* START *

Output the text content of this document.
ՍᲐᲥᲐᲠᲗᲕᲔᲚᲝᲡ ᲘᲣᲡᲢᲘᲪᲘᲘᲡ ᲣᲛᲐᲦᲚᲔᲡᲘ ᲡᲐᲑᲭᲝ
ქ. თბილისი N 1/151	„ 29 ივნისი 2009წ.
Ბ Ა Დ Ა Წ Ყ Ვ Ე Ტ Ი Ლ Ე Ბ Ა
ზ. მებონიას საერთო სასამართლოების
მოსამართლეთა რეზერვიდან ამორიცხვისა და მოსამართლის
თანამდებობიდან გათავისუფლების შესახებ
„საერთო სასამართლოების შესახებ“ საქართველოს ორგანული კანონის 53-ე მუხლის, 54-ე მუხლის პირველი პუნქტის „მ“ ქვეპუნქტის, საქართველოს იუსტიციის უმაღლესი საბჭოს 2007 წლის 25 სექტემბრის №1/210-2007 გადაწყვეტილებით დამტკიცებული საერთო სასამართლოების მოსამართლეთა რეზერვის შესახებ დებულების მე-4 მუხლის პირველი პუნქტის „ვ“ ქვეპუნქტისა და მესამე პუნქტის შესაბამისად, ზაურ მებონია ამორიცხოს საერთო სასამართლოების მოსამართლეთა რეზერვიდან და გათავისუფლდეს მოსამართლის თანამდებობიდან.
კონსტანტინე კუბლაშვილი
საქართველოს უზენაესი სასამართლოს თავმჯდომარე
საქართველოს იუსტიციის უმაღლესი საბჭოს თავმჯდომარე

* END *

Task objective
Each of the records should be retyped exactly.

Task answer
Output the text content of this document.
ՍᲐᲥᲐᲠᲗᲕᲔᲚᲝᲡ ᲘᲣᲡᲢᲘᲪᲘᲘᲡ ᲣᲛᲐᲦᲚᲔᲡᲘ ᲡᲐᲑᲭᲝ
ქ. თბილისი N 1/151	„ 29 ივნისი 2009წ.
Ბ Ა Დ Ა Წ Ყ Ვ Ე Ტ Ი Ლ Ე Ბ Ა
ზ. მებონიას საერთო სასამართლოების
მოსამართლეთა რეზერვიდან ამორიცხვისა და მოსამართლის
თანამდებობიდან გათავისუფლების შესახებ
„საერთო სასამართლოების შესახებ“ საქართველოს ორგანული კანონის 53-ე მუხლის, 54-ე მუხლის პირველი პუნქტის „მ“ ქვეპუნქტის, საქართველოს იუსტიციის უმაღლესი საბჭოს 2007 წლის 25 სექტემბრის №1/210-2007 გადაწყვეტილებით დამტკიცებული საერთო სასამართლოების მოსამართლეთა რეზერვის შესახებ დებულების მე-4 მუხლის პირველი პუნქტის „ვ“ ქვეპუნქტისა და მესამე პუნქტის შესაბამისად, ზაურ მებონია ამორიცხოს საერთო სასამართლოების მოსამართლეთა რეზერვიდან და გათავისუფლდეს მოსამართლის თანამდებობიდან.
კონსტანტინე კუბლაშვილი
საქართველოს უზენაესი სასამართლოს თავმჯდომარე
საქართველოს იუსტიციის უმაღლესი საბჭოს თავმჯდომარე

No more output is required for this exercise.